■ **Task directions**:
Select lines where the word "Todos" appears.

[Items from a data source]
[Begin]

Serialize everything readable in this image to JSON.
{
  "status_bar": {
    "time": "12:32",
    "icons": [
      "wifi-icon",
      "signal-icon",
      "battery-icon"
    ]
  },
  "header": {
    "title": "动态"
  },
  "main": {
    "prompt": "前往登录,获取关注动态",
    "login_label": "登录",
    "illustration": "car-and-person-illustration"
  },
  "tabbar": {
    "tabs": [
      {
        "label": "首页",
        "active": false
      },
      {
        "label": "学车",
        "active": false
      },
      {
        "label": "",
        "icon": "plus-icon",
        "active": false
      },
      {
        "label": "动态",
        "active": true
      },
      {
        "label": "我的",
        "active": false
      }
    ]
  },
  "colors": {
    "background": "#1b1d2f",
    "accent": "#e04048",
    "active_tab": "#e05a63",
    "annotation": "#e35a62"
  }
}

[End]
[Begin]

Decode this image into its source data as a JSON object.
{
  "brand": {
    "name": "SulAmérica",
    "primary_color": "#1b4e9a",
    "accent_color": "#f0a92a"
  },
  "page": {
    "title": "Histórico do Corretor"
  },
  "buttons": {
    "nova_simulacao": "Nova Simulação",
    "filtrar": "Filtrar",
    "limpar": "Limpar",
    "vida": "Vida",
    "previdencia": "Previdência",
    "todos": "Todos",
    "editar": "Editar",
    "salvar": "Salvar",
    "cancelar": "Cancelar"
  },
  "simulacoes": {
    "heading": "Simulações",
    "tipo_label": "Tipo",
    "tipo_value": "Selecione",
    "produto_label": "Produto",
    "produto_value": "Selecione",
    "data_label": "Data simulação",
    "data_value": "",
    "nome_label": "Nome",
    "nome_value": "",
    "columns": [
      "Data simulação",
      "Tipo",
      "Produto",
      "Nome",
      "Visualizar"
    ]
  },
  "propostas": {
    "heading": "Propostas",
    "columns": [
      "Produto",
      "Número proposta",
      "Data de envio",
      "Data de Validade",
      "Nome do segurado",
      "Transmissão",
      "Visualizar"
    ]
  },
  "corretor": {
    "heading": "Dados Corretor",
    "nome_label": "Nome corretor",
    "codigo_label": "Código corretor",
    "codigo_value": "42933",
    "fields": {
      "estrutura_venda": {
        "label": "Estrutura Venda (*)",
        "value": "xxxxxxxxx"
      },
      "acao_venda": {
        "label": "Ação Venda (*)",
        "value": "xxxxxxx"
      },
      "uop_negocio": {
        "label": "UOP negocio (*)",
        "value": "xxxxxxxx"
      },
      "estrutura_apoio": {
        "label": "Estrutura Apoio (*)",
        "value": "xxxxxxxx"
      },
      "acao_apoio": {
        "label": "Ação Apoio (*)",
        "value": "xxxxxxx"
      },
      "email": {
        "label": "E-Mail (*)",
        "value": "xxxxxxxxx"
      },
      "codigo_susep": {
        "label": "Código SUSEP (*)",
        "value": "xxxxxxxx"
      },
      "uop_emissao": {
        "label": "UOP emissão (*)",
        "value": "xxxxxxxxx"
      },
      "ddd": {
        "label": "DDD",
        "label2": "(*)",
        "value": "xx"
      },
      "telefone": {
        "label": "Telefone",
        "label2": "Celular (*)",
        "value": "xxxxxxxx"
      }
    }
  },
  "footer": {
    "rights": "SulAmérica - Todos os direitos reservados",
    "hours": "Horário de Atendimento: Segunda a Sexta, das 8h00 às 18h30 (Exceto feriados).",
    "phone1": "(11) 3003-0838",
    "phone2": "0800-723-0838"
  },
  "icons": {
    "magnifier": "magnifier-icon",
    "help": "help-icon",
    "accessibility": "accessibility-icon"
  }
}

[End]

■ **Exercise output**:
    "todos": "Todos",
    "rights": "SulAmérica - Todos os direitos reservados",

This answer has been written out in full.